OBJECTIVE> Within the listing below, locate all lines containing the word "nunc". Copy each one.
———
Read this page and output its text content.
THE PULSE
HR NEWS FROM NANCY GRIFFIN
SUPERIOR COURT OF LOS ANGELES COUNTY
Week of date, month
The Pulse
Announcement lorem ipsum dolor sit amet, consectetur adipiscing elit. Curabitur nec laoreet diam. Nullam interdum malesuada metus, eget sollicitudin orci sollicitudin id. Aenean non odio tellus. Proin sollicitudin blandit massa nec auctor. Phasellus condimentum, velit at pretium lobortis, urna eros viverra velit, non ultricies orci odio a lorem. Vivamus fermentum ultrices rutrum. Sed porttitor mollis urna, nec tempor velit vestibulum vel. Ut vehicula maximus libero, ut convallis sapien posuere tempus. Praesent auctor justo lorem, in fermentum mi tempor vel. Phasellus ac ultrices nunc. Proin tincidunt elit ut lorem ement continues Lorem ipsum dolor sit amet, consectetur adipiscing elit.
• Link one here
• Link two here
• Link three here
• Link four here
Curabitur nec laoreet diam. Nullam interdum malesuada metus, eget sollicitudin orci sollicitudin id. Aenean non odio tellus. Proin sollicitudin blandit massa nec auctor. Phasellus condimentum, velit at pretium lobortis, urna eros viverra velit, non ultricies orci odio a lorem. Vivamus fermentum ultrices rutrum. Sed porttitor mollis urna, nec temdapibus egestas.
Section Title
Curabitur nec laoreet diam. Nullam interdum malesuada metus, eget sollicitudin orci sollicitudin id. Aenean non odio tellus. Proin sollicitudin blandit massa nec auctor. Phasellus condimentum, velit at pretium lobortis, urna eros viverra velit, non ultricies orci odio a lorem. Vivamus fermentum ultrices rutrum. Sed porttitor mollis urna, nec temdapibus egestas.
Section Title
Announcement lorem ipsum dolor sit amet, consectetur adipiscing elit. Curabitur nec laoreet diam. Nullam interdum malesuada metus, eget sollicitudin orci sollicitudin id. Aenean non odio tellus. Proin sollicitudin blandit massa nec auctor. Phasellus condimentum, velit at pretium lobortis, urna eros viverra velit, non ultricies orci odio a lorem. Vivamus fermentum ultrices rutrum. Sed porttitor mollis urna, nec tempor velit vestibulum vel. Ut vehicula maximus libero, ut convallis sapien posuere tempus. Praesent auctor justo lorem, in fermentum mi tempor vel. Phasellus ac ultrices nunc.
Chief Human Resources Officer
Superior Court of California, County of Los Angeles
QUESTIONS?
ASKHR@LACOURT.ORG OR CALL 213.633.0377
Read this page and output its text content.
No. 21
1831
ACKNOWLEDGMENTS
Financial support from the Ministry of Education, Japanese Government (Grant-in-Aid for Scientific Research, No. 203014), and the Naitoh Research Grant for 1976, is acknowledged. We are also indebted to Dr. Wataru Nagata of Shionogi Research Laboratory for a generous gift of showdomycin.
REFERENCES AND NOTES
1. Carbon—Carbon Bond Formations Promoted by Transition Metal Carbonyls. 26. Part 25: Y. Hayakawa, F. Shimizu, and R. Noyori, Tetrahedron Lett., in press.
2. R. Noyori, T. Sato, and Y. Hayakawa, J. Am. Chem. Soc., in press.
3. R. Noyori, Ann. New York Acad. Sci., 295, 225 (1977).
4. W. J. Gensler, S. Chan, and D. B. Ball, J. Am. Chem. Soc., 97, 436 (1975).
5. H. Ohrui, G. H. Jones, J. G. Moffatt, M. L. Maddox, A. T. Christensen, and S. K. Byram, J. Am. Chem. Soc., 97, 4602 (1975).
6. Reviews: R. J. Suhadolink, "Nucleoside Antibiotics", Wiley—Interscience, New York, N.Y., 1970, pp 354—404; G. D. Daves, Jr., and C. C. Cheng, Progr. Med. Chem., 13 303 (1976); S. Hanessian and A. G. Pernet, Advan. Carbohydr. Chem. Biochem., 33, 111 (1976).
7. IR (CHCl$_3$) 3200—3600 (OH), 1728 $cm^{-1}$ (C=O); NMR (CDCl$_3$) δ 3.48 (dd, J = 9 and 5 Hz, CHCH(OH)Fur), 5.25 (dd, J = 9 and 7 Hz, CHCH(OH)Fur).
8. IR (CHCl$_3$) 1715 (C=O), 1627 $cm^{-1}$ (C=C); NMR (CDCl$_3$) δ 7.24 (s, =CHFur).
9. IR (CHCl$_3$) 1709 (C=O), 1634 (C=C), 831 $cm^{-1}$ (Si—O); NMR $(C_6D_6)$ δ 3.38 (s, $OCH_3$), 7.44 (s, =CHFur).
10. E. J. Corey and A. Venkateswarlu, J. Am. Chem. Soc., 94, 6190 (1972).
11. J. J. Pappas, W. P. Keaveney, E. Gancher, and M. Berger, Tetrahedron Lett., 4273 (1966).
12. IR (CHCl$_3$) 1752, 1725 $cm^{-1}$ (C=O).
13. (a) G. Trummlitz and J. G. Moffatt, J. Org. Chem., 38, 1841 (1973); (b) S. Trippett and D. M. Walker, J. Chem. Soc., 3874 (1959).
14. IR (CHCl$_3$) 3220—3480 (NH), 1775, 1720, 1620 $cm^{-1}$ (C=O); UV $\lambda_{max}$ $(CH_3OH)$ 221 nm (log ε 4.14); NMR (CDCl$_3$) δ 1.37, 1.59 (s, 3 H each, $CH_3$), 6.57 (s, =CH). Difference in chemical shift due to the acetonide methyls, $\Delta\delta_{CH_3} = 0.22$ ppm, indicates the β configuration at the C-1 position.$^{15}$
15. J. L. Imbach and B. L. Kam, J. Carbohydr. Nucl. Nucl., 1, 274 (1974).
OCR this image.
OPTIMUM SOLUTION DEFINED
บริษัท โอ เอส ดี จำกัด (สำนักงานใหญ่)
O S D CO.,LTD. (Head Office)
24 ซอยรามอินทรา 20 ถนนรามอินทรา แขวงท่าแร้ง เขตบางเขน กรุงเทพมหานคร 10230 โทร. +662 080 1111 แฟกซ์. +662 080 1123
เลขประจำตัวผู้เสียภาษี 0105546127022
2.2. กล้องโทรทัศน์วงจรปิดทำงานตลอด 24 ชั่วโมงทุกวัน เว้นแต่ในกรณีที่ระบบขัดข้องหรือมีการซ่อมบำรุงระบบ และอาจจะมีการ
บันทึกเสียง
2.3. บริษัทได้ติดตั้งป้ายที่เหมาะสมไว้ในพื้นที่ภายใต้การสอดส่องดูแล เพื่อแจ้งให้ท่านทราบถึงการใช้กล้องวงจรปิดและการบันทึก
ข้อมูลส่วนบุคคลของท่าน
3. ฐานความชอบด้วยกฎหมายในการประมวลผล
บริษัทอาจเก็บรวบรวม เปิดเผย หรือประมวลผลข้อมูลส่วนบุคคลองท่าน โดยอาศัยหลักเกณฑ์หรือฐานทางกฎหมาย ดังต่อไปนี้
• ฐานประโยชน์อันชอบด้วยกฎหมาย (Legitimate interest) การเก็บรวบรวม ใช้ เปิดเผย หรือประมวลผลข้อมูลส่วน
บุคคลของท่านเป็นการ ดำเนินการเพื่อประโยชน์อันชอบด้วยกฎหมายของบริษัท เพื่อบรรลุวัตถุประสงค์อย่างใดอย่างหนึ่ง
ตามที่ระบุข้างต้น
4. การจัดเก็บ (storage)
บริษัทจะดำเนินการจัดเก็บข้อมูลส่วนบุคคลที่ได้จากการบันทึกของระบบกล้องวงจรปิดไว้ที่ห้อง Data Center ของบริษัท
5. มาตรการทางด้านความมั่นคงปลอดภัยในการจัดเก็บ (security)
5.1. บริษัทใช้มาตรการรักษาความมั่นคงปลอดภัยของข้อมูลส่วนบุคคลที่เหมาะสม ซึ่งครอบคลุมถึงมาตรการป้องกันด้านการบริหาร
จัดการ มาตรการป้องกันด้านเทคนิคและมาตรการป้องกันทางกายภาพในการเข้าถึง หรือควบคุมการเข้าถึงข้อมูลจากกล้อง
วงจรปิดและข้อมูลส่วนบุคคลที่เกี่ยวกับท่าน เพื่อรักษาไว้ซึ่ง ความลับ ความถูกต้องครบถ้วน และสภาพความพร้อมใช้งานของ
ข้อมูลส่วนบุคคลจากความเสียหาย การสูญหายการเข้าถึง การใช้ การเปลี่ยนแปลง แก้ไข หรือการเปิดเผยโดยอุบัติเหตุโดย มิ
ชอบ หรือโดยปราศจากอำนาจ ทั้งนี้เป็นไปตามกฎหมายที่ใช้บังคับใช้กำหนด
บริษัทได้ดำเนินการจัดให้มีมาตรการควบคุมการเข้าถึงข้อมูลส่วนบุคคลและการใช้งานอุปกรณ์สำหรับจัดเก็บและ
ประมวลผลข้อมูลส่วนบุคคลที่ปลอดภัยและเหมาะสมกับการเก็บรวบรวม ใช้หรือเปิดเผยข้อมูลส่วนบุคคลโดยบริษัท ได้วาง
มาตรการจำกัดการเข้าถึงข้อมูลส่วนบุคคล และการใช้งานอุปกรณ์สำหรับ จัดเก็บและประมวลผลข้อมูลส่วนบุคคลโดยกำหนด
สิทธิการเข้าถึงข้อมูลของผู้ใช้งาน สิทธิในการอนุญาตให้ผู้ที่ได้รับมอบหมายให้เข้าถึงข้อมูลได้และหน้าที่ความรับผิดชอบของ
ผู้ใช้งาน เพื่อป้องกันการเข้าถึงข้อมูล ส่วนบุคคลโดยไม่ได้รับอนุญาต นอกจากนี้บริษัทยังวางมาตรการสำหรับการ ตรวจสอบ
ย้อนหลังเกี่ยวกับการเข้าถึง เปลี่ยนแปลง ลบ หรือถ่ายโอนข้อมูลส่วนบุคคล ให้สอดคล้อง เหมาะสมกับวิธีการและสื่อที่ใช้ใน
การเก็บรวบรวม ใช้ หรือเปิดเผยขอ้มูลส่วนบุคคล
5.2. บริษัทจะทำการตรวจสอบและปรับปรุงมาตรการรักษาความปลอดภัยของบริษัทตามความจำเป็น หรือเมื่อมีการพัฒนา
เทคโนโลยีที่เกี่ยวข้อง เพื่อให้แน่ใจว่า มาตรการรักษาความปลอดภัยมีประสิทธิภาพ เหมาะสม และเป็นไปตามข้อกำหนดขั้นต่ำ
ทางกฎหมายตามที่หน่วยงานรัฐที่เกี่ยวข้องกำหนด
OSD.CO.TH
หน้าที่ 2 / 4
———
TASK RESPONSE>
Announcement lorem ipsum dolor sit amet, consectetur adipiscing elit. Curabitur nec laoreet diam. Nullam interdum malesuada metus, eget sollicitudin orci sollicitudin id. Aenean non odio tellus. Proin sollicitudin blandit massa nec auctor. Phasellus condimentum, velit at pretium lobortis, urna eros viverra velit, non ultricies orci odio a lorem. Vivamus fermentum ultrices rutrum. Sed porttitor mollis urna, nec tempor velit vestibulum vel. Ut vehicula maximus libero, ut convallis sapien posuere tempus. Praesent auctor justo lorem, in fermentum mi tempor vel. Phasellus ac ultrices nunc. Proin tincidunt elit ut lorem ement continues Lorem ipsum dolor sit amet, consectetur adipiscing elit.
Announcement lorem ipsum dolor sit amet, consectetur adipiscing elit. Curabitur nec laoreet diam. Nullam interdum malesuada metus, eget sollicitudin orci sollicitudin id. Aenean non odio tellus. Proin sollicitudin blandit massa nec auctor. Phasellus condimentum, velit at pretium lobortis, urna eros viverra velit, non ultricies orci odio a lorem. Vivamus fermentum ultrices rutrum. Sed porttitor mollis urna, nec tempor velit vestibulum vel. Ut vehicula maximus libero, ut convallis sapien posuere tempus. Praesent auctor justo lorem, in fermentum mi tempor vel. Phasellus ac ultrices nunc.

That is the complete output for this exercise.